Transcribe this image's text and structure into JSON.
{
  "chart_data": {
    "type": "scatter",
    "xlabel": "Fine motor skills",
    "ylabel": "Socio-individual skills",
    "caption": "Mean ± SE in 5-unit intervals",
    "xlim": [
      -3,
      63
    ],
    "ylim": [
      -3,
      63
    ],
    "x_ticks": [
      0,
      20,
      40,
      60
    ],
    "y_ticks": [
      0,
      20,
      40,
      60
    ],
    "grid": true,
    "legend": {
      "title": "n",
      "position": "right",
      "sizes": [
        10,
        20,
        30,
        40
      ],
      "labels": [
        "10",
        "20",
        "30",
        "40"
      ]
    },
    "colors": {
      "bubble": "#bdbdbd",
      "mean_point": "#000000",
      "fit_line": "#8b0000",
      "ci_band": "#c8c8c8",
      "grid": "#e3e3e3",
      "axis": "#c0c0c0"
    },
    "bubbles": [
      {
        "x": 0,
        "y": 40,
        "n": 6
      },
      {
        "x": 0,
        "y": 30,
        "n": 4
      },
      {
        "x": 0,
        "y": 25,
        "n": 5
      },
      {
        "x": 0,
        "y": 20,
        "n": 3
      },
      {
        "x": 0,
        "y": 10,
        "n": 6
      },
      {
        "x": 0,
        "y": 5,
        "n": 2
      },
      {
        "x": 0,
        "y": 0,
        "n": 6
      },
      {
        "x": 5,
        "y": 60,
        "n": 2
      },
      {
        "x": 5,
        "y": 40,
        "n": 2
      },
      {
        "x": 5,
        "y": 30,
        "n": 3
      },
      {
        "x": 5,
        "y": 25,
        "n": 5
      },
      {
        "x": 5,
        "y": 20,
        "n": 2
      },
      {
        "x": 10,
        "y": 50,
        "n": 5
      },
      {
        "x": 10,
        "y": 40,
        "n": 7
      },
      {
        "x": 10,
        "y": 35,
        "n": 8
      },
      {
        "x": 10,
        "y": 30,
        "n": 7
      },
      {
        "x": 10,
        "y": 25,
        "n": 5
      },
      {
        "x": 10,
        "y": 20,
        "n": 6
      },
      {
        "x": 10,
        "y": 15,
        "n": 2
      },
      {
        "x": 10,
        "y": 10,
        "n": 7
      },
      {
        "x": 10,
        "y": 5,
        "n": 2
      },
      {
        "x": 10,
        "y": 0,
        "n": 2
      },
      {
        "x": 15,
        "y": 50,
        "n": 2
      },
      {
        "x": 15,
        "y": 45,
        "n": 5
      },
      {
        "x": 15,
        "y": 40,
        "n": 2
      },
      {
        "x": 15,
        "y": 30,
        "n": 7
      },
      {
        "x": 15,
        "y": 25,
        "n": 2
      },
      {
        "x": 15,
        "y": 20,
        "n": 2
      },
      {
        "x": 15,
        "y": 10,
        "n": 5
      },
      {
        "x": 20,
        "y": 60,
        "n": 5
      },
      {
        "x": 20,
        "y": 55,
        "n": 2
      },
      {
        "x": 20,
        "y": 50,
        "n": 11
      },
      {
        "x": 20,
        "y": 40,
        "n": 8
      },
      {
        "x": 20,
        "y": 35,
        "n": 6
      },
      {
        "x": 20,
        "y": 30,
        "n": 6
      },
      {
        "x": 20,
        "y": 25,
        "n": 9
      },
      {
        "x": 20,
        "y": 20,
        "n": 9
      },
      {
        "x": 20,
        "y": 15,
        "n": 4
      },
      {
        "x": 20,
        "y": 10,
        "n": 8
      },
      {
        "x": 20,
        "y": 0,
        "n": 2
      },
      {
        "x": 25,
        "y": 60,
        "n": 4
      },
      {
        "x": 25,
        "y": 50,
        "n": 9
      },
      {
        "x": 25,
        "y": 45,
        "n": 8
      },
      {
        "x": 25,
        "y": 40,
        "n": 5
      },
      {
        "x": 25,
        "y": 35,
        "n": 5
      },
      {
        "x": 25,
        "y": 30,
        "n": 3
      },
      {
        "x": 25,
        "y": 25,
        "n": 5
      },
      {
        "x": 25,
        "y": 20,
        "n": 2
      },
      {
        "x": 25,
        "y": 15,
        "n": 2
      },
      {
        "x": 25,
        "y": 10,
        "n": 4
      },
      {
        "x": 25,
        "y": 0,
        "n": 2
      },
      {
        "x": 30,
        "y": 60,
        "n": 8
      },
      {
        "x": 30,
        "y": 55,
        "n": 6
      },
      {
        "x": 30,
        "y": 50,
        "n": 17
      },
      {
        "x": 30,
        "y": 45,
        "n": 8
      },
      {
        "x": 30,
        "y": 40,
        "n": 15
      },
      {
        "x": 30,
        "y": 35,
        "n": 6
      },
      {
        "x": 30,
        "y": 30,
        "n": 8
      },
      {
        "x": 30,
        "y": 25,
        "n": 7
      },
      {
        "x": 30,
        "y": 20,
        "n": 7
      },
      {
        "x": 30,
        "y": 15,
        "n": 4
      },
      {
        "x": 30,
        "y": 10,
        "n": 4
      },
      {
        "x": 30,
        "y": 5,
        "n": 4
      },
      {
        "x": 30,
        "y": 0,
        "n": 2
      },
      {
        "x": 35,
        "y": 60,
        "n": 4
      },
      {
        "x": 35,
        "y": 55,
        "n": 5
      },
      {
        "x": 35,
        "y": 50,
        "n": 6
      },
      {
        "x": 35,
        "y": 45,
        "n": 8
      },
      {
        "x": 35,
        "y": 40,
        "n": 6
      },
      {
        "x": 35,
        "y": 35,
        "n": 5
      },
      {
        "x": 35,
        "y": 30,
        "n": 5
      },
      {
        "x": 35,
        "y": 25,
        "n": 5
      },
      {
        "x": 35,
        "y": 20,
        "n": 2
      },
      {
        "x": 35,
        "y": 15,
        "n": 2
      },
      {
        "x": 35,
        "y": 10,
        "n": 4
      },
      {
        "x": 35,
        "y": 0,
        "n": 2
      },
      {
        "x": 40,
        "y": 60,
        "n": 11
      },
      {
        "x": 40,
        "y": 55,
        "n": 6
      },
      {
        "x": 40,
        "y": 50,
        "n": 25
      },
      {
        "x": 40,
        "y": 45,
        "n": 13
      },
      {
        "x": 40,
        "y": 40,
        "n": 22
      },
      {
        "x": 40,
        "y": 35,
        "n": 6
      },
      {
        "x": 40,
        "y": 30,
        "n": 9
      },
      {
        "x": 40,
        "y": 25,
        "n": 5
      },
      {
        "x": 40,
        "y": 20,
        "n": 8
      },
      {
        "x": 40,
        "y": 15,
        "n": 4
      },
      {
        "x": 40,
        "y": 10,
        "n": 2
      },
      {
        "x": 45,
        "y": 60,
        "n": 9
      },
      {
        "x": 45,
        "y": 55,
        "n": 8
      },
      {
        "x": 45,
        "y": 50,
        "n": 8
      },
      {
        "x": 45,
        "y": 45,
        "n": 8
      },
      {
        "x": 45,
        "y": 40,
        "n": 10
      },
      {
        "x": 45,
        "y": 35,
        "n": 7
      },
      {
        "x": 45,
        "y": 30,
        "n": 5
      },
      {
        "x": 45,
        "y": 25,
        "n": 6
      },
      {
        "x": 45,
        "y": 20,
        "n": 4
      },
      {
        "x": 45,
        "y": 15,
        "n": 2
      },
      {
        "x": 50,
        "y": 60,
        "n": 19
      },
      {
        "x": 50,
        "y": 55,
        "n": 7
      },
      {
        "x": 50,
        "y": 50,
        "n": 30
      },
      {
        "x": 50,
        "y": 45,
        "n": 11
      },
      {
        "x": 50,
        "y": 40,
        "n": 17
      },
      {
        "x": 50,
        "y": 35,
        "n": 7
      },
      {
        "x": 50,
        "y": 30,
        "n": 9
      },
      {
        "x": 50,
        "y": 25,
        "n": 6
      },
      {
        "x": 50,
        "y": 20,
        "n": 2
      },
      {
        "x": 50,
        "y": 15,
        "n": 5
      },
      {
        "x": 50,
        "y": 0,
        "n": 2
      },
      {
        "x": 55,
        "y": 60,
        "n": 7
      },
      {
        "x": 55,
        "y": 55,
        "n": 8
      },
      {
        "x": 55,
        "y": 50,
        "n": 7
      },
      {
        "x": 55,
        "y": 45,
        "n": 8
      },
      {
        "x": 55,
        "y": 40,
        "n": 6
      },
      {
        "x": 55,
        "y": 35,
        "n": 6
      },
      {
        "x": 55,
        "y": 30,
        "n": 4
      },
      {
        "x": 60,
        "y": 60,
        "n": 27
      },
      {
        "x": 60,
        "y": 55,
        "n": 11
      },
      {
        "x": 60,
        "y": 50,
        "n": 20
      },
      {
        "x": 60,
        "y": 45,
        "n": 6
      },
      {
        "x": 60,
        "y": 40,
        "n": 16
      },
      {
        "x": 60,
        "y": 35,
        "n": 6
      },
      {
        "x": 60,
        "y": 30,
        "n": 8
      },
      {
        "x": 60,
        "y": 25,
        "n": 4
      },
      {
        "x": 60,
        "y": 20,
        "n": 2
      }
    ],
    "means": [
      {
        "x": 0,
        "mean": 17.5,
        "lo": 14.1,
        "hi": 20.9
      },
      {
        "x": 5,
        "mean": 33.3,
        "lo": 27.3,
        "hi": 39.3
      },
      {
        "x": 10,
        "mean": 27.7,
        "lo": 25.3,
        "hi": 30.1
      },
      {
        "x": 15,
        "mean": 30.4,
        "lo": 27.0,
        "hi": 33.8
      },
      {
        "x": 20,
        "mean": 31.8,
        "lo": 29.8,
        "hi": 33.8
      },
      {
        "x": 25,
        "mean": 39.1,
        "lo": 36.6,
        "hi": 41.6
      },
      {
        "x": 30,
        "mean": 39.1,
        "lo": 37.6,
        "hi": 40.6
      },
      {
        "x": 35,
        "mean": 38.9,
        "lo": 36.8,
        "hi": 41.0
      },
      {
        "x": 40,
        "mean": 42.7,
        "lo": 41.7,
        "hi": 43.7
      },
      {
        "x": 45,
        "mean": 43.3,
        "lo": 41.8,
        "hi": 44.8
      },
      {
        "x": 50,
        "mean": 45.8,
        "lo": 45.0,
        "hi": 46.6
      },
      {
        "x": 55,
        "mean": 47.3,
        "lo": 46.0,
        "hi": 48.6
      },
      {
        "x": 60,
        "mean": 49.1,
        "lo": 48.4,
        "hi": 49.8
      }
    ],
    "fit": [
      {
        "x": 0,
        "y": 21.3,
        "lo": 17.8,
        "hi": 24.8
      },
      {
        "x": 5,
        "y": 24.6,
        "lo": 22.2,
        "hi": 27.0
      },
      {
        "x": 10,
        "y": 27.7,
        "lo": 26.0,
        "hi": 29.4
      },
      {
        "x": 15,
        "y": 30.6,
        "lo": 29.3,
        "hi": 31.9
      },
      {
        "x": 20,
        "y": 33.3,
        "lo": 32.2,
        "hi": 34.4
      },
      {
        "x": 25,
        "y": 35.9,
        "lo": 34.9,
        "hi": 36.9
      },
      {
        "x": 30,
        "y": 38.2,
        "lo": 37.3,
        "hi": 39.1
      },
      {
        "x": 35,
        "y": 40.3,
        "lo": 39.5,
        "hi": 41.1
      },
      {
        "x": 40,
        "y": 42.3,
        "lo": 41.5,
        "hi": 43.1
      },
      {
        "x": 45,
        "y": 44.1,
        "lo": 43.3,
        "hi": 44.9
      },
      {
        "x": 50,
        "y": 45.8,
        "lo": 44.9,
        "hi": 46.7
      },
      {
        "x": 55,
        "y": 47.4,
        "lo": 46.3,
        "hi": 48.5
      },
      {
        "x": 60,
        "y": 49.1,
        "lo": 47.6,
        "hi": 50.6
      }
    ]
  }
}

#### [WRITTEN PROBLEM]
Report how many lines of the entries hold the word "skills". Nothing else is needed.

#### [OUTPUT OF THE TASK]
2